▸ **EXERCISE DETAILS**
Extract all lines from the data beneath that include the word "JSON".

(Chart and figure data)
- - - - -
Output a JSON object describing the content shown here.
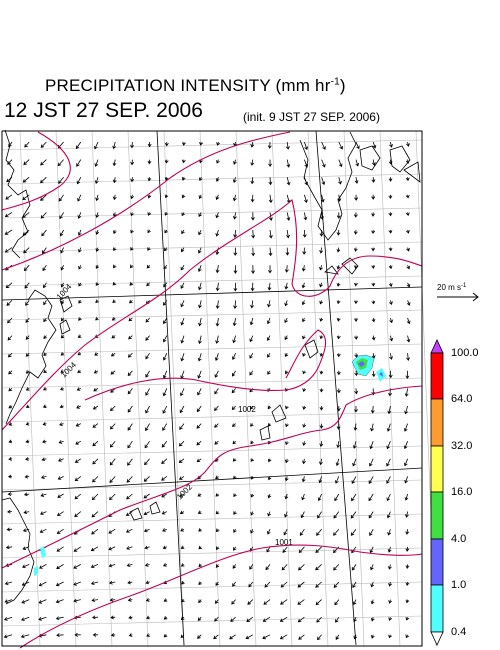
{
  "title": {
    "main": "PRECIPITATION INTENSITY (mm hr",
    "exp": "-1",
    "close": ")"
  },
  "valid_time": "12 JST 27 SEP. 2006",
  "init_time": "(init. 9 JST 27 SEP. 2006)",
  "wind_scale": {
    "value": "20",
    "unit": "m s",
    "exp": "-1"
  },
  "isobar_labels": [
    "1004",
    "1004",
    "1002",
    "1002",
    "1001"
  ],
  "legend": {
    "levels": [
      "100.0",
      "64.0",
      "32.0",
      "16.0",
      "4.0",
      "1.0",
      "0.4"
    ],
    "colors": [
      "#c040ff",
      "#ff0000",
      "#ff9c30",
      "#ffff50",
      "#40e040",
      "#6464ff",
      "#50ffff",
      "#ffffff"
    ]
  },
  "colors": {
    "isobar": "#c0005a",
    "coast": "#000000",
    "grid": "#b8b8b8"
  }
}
- - - - -
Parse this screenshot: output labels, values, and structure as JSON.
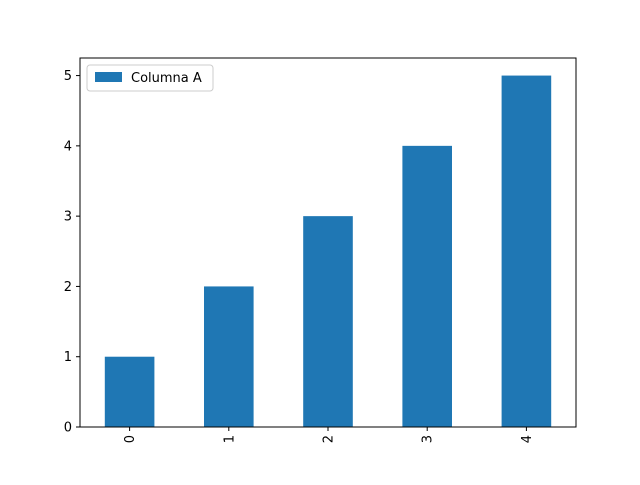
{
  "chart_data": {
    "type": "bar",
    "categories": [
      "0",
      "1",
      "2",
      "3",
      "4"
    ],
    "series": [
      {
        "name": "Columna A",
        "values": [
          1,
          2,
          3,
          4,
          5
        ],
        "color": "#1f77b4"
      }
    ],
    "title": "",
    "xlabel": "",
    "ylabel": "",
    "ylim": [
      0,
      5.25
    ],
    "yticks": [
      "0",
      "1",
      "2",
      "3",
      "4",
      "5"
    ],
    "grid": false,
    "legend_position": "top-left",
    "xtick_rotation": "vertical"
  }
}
- - - - -
▸ **REPLY TO THE TASK**
Output a JSON object describing the content shown here.
Parse this screenshot: output labels, values, and structure as JSON.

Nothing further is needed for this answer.